• _Instructions to follow_:
Review the listing and copy each line that holds the word "What".

Lines of data:
-------
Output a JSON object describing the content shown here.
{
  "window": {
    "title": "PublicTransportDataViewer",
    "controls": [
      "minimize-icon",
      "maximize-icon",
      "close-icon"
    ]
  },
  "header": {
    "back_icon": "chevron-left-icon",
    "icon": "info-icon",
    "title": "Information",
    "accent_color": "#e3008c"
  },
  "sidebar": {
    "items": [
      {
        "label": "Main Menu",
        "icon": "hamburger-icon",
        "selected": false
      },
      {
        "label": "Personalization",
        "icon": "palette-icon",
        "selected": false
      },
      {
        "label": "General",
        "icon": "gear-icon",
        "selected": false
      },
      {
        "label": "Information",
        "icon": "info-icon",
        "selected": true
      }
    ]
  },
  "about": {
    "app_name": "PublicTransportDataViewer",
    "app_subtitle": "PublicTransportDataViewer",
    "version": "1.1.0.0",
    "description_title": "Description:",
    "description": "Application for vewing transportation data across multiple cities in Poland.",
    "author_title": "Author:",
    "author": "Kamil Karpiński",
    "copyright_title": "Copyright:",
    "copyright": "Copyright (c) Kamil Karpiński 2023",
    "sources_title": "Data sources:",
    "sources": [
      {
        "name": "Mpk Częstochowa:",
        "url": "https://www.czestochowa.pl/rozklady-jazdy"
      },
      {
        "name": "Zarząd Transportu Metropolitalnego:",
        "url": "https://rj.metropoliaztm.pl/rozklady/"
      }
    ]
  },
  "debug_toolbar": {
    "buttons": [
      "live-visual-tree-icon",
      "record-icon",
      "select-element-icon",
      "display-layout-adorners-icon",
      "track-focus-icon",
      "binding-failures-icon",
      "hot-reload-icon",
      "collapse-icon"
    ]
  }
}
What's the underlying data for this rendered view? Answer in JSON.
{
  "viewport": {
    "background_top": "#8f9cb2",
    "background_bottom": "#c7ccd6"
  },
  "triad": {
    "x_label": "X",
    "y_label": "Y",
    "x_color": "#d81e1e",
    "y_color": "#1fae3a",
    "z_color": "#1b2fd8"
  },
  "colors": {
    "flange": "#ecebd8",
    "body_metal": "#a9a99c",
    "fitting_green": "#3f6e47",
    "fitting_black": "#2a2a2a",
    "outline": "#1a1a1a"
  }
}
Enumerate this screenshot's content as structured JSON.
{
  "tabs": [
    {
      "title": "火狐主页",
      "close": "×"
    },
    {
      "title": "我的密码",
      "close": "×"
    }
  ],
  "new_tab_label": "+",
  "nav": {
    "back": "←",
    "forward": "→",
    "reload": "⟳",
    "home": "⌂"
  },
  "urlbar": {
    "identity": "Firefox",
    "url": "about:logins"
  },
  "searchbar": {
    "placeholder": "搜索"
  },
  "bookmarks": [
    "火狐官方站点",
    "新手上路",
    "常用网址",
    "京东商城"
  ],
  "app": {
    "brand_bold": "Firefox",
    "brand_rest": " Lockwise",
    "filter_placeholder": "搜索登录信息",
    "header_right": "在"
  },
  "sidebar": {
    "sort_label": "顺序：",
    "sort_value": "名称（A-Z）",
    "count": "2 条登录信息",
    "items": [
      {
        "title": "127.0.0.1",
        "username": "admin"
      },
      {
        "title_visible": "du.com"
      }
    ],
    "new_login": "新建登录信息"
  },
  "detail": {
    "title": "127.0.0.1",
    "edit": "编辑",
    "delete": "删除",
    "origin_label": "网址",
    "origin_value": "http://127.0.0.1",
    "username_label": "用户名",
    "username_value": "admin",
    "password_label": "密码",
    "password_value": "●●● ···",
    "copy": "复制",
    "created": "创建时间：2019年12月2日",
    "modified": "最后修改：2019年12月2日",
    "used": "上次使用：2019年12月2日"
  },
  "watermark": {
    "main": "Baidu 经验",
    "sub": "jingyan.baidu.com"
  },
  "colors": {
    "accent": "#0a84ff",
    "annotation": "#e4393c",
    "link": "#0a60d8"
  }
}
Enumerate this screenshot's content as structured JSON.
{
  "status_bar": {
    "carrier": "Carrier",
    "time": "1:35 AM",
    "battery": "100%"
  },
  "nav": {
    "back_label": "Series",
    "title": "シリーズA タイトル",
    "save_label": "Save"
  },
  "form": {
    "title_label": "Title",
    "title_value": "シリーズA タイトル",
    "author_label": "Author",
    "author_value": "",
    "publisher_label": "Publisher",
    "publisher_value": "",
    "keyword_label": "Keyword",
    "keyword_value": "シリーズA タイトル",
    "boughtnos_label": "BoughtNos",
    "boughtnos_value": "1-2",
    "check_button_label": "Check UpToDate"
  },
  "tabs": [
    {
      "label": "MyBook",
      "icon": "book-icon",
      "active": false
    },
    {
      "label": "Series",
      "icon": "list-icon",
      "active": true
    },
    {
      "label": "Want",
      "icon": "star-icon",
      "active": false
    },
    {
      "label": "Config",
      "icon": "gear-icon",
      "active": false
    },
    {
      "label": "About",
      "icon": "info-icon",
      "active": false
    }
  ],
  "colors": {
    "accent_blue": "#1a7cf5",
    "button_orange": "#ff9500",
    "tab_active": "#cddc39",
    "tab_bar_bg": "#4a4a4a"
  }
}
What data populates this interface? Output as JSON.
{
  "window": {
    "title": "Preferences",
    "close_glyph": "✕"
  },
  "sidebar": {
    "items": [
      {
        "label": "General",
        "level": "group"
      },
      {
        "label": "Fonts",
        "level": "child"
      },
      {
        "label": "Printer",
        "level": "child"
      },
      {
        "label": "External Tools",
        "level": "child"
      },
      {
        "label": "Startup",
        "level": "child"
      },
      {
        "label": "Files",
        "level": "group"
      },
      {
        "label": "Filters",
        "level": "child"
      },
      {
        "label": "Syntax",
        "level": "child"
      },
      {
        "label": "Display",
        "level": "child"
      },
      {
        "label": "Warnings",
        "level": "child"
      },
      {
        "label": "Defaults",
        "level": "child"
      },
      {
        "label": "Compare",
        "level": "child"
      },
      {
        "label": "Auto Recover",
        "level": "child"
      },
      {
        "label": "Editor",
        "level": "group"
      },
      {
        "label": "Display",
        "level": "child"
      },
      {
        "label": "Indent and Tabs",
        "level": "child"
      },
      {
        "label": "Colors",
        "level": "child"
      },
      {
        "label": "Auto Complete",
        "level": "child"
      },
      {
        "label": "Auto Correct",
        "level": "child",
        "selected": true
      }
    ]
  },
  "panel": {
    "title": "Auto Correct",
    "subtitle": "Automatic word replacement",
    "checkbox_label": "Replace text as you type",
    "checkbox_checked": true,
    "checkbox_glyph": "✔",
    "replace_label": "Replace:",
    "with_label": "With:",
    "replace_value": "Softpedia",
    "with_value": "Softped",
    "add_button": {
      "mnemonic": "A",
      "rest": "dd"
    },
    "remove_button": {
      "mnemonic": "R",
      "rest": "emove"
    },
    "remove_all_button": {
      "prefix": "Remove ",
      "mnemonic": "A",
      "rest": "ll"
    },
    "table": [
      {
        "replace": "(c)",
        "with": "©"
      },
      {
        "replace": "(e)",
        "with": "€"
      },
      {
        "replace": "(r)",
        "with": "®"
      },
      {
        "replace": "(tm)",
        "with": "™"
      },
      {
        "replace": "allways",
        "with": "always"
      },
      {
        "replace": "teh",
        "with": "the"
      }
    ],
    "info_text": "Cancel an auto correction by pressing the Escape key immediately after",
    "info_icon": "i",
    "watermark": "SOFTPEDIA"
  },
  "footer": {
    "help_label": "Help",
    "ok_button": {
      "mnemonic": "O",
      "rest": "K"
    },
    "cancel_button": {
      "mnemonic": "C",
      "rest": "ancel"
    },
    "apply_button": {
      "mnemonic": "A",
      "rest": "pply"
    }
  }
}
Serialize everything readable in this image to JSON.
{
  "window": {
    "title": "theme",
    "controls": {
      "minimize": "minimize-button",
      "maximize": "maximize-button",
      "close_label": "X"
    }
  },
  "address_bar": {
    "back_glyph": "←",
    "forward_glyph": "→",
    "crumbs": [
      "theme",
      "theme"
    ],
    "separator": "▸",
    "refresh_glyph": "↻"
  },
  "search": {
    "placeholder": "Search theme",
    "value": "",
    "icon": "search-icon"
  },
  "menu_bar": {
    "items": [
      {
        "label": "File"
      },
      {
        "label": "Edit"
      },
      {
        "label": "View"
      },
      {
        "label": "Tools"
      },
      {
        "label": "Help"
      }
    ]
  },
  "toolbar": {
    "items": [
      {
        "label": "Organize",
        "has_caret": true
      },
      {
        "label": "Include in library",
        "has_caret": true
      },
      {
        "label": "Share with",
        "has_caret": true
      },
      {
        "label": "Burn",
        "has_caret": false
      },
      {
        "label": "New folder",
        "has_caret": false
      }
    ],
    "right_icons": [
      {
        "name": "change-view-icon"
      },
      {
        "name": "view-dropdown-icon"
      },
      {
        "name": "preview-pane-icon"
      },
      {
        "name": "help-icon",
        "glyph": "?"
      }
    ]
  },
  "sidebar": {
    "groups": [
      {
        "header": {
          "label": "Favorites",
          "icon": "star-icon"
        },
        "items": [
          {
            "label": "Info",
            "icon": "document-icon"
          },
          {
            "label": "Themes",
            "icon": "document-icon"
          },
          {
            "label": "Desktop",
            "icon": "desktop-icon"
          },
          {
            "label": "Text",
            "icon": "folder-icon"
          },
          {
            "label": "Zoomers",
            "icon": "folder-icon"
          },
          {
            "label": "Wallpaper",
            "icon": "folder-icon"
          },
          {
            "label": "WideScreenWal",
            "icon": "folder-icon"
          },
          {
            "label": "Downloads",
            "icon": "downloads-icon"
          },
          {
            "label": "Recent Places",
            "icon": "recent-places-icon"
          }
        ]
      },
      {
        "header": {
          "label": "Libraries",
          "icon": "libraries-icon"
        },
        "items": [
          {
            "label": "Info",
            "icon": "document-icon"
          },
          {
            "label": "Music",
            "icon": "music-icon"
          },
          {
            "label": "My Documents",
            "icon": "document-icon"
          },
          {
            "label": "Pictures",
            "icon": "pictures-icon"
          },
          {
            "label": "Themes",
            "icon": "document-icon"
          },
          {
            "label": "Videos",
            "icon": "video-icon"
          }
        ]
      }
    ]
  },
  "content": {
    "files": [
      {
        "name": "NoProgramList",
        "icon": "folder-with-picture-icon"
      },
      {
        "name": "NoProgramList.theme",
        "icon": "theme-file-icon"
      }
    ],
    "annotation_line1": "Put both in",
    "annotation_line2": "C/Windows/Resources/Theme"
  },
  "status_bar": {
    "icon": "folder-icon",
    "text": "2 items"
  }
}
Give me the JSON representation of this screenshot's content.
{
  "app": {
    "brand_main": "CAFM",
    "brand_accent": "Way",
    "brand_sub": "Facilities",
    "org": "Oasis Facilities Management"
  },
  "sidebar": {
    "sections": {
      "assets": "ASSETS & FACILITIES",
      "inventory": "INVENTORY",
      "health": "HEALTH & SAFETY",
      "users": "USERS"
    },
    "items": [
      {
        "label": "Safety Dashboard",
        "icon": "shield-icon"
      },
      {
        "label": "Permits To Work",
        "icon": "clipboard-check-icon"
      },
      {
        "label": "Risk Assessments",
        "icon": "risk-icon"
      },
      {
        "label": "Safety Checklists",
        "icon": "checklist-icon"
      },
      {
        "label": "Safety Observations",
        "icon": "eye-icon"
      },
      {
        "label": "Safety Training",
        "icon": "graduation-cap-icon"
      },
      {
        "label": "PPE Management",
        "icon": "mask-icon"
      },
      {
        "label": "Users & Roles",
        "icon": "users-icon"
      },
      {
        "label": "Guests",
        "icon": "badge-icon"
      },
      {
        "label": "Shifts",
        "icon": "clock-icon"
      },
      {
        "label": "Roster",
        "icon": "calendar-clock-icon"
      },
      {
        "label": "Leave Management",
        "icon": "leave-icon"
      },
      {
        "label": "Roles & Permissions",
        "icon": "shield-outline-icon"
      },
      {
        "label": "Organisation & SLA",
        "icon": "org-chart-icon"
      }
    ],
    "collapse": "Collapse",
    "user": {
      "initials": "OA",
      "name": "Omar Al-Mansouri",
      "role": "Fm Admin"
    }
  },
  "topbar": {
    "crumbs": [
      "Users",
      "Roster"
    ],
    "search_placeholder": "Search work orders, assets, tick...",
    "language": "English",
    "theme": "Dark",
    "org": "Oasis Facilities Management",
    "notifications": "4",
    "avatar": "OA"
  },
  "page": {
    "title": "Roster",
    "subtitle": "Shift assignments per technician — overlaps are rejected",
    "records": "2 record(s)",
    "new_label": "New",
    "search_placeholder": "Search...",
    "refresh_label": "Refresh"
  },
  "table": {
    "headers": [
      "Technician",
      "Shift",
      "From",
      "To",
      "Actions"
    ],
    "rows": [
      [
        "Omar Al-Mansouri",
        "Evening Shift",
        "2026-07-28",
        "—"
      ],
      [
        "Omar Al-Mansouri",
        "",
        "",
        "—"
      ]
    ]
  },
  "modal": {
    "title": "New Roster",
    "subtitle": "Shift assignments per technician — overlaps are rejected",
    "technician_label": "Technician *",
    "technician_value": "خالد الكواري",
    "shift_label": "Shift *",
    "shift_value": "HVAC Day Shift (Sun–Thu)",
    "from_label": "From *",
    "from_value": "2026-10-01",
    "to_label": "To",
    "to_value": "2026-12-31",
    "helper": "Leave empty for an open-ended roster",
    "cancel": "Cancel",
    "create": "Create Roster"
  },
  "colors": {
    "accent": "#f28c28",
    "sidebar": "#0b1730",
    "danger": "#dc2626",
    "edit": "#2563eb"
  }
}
-------
• _Output_:
What's the underlying data for this rendered view? Answer in JSON.
What data populates this interface? Output as JSON.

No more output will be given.